(Data tied to figure images)
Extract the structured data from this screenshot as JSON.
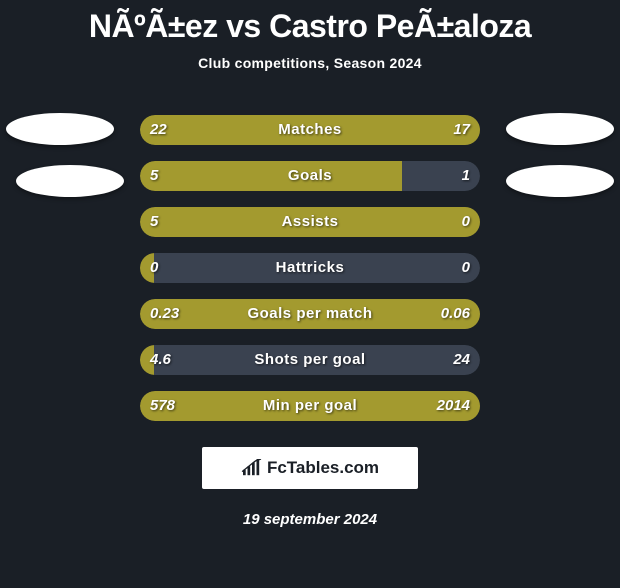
{
  "title": "NÃºÃ±ez vs Castro PeÃ±aloza",
  "subtitle": "Club competitions, Season 2024",
  "date": "19 september 2024",
  "footer_brand": "FcTables.com",
  "colors": {
    "left": "#a39a2f",
    "right": "#3a4250",
    "background": "#1a1f26"
  },
  "stats": [
    {
      "label": "Matches",
      "left_val": "22",
      "right_val": "17",
      "left_pct": 100,
      "right_pct": 0
    },
    {
      "label": "Goals",
      "left_val": "5",
      "right_val": "1",
      "left_pct": 77,
      "right_pct": 23
    },
    {
      "label": "Assists",
      "left_val": "5",
      "right_val": "0",
      "left_pct": 100,
      "right_pct": 0
    },
    {
      "label": "Hattricks",
      "left_val": "0",
      "right_val": "0",
      "left_pct": 4,
      "right_pct": 96
    },
    {
      "label": "Goals per match",
      "left_val": "0.23",
      "right_val": "0.06",
      "left_pct": 100,
      "right_pct": 0
    },
    {
      "label": "Shots per goal",
      "left_val": "4.6",
      "right_val": "24",
      "left_pct": 4,
      "right_pct": 96
    },
    {
      "label": "Min per goal",
      "left_val": "578",
      "right_val": "2014",
      "left_pct": 100,
      "right_pct": 0
    }
  ]
}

* **Task**
Nothing in the entries above should change when they are printed again, except that the pictures are dropped.

* **Expected answer**
Extract the structured data from this screenshot as JSON.
{
  "title": "NÃºÃ±ez vs Castro PeÃ±aloza",
  "subtitle": "Club competitions, Season 2024",
  "date": "19 september 2024",
  "footer_brand": "FcTables.com",
  "colors": {
    "left": "#a39a2f",
    "right": "#3a4250",
    "background": "#1a1f26"
  },
  "stats": [
    {
      "label": "Matches",
      "left_val": "22",
      "right_val": "17",
      "left_pct": 100,
      "right_pct": 0
    },
    {
      "label": "Goals",
      "left_val": "5",
      "right_val": "1",
      "left_pct": 77,
      "right_pct": 23
    },
    {
      "label": "Assists",
      "left_val": "5",
      "right_val": "0",
      "left_pct": 100,
      "right_pct": 0
    },
    {
      "label": "Hattricks",
      "left_val": "0",
      "right_val": "0",
      "left_pct": 4,
      "right_pct": 96
    },
    {
      "label": "Goals per match",
      "left_val": "0.23",
      "right_val": "0.06",
      "left_pct": 100,
      "right_pct": 0
    },
    {
      "label": "Shots per goal",
      "left_val": "4.6",
      "right_val": "24",
      "left_pct": 4,
      "right_pct": 96
    },
    {
      "label": "Min per goal",
      "left_val": "578",
      "right_val": "2014",
      "left_pct": 100,
      "right_pct": 0
    }
  ]
}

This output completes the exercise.